BRIEF: Collect every line in the items below that contains the string "销售金额", matching case.

--- Begin GIVEN DATA ---

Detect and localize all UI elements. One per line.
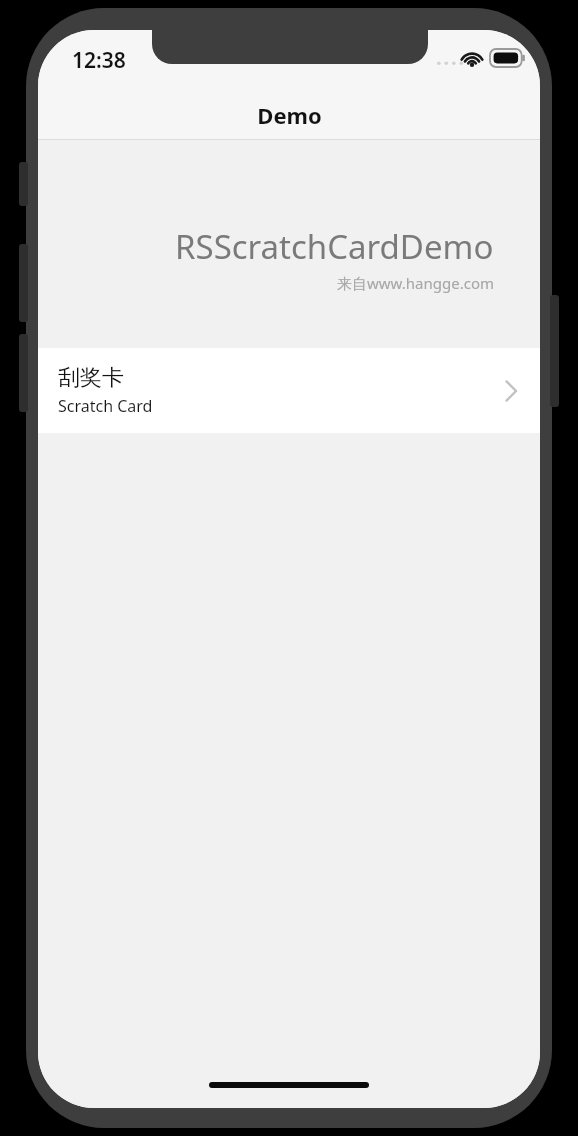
staticText: 刮奖卡: [58, 364, 124, 392]
staticText: Scratch Card: [58, 395, 153, 417]
staticText: 12:38: [72, 46, 126, 75]
button[interactable]: 刮奖卡: [38, 348, 540, 433]
staticText: 来自www.hangge.com: [337, 273, 494, 293]
staticText: Demo: [257, 100, 322, 130]
staticText: RSScratchCardDemo: [175, 224, 494, 269]
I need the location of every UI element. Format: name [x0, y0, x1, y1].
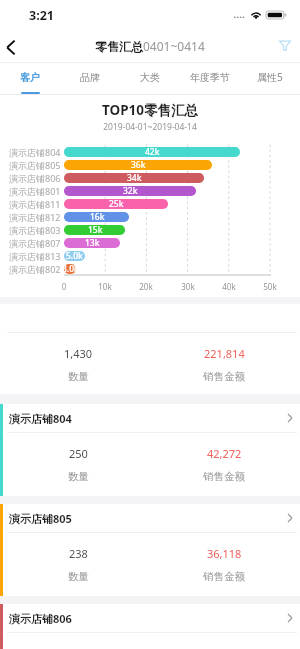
staticText: 50k — [259, 281, 281, 292]
staticText: 0 — [53, 281, 75, 292]
staticText: 10k — [94, 281, 116, 292]
staticText: 演示店铺806 — [9, 611, 72, 626]
staticText: 演示店铺804 — [9, 146, 61, 158]
staticText: 演示店铺804 — [9, 411, 72, 426]
staticText: 5.0k — [66, 250, 83, 262]
staticText: 演示店铺806 — [9, 172, 61, 184]
staticText: 演示店铺812 — [9, 211, 61, 223]
button[interactable]: 演示店铺804 — [5, 404, 297, 432]
button[interactable]: Back — [0, 28, 21, 63]
staticText: 数量 — [68, 570, 89, 583]
staticText: 20k — [135, 281, 157, 292]
staticText: 30k — [177, 281, 199, 292]
staticText: 238 — [69, 546, 88, 561]
staticText: 1,430 — [64, 346, 93, 361]
staticText: 36k — [131, 159, 146, 171]
staticText: 演示店铺805 — [9, 511, 72, 526]
button[interactable]: 品牌 — [60, 63, 120, 95]
staticText: 221,814 — [204, 346, 245, 361]
staticText: 演示店铺811 — [9, 198, 61, 210]
staticText: 13k — [85, 237, 100, 249]
staticText: 演示店铺805 — [9, 159, 61, 171]
staticText: 0401~0414 — [143, 38, 205, 54]
staticText: 32k — [123, 185, 138, 197]
staticText: 品牌 — [80, 71, 100, 84]
staticText: 年度季节 — [190, 71, 230, 84]
button[interactable]: Filter — [270, 28, 300, 63]
staticText: 3.0k — [62, 263, 79, 275]
staticText: TOP10零售汇总 — [0, 101, 300, 119]
staticText: 数量 — [68, 370, 89, 383]
staticText: 16k — [90, 211, 105, 223]
staticText: 销售金额 — [203, 570, 245, 583]
staticText: 42,272 — [207, 446, 242, 461]
staticText: 40k — [218, 281, 240, 292]
staticText: 演示店铺813 — [9, 250, 61, 262]
staticText: 零售汇总 — [95, 39, 143, 54]
staticText: 演示店铺807 — [9, 237, 61, 249]
button[interactable]: 大类 — [120, 63, 180, 95]
staticText: 演示店铺802 — [9, 263, 61, 275]
button[interactable]: 演示店铺806 — [5, 604, 297, 632]
staticText: 2019-04-01~2019-04-14 — [0, 121, 300, 133]
staticText: 25k — [109, 198, 124, 210]
staticText: 销售金额 — [203, 370, 245, 383]
staticText: 42k — [145, 146, 160, 158]
staticText: 属性5 — [257, 70, 283, 84]
staticText: 36,118 — [207, 546, 242, 561]
button[interactable]: 演示店铺805 — [5, 504, 297, 532]
staticText: 34k — [127, 172, 142, 184]
staticText: 3:21 — [29, 7, 54, 24]
button[interactable]: 客户 — [0, 63, 60, 95]
staticText: 大类 — [140, 71, 160, 84]
button[interactable]: 年度季节 — [180, 63, 240, 95]
staticText: 15k — [88, 224, 103, 236]
staticText: 客户 — [20, 71, 40, 84]
staticText: 销售金额 — [203, 470, 245, 483]
staticText: 数量 — [68, 470, 89, 483]
staticText: 250 — [69, 446, 88, 461]
staticText: 演示店铺803 — [9, 224, 61, 236]
staticText: 演示店铺801 — [9, 185, 61, 197]
button[interactable]: 属性5 — [240, 63, 300, 95]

--- End GIVEN DATA ---

FULL OUTPUT:
staticText: 销售金额 — [203, 570, 245, 583]
staticText: 销售金额 — [203, 370, 245, 383]
staticText: 销售金额 — [203, 470, 245, 483]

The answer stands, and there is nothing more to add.